• _Stated problem_
Read the data and repeat it in full, exactly.

Items from a figure collection
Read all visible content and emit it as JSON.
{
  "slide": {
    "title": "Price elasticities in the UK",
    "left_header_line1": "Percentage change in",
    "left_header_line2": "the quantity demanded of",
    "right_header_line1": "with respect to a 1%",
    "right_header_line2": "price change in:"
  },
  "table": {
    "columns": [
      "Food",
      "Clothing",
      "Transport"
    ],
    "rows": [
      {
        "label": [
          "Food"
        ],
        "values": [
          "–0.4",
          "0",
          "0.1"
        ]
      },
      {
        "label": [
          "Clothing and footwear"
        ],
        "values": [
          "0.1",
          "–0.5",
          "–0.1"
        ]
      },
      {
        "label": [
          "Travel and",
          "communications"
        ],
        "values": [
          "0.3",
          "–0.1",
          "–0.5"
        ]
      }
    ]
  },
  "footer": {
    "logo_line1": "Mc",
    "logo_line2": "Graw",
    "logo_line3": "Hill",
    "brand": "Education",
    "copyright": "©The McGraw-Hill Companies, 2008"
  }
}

• _Written reply_
Read all visible content and emit it as JSON.
{
  "slide": {
    "title": "Price elasticities in the UK",
    "left_header_line1": "Percentage change in",
    "left_header_line2": "the quantity demanded of",
    "right_header_line1": "with respect to a 1%",
    "right_header_line2": "price change in:"
  },
  "table": {
    "columns": [
      "Food",
      "Clothing",
      "Transport"
    ],
    "rows": [
      {
        "label": [
          "Food"
        ],
        "values": [
          "–0.4",
          "0",
          "0.1"
        ]
      },
      {
        "label": [
          "Clothing and footwear"
        ],
        "values": [
          "0.1",
          "–0.5",
          "–0.1"
        ]
      },
      {
        "label": [
          "Travel and",
          "communications"
        ],
        "values": [
          "0.3",
          "–0.1",
          "–0.5"
        ]
      }
    ]
  },
  "footer": {
    "logo_line1": "Mc",
    "logo_line2": "Graw",
    "logo_line3": "Hill",
    "brand": "Education",
    "copyright": "©The McGraw-Hill Companies, 2008"
  }
}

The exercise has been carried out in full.